Prompt. Work out how many lines of the records contain "belt". Answer with the number and nothing else.

Task input.

#####

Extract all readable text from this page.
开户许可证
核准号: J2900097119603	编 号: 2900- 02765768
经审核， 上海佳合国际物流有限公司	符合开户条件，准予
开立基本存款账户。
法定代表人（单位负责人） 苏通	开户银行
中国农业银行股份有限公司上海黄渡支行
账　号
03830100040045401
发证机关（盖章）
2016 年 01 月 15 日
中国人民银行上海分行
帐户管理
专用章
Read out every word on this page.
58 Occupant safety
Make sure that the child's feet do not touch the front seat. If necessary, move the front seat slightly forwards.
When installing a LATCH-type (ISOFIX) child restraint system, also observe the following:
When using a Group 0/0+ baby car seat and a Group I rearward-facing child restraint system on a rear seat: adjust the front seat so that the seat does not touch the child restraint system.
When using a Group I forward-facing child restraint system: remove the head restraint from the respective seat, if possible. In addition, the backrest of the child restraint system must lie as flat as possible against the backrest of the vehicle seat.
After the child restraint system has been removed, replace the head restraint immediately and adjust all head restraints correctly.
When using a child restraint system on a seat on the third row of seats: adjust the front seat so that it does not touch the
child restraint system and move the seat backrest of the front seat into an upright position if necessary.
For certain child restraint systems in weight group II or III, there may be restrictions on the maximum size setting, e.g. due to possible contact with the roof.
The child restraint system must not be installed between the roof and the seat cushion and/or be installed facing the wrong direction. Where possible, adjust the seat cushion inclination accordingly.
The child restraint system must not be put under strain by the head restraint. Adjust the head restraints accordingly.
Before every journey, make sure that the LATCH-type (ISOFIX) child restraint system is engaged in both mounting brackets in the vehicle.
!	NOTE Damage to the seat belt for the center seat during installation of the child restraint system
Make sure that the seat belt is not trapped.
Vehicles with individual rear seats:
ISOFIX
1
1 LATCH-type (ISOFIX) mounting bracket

#####

Worked answer. 2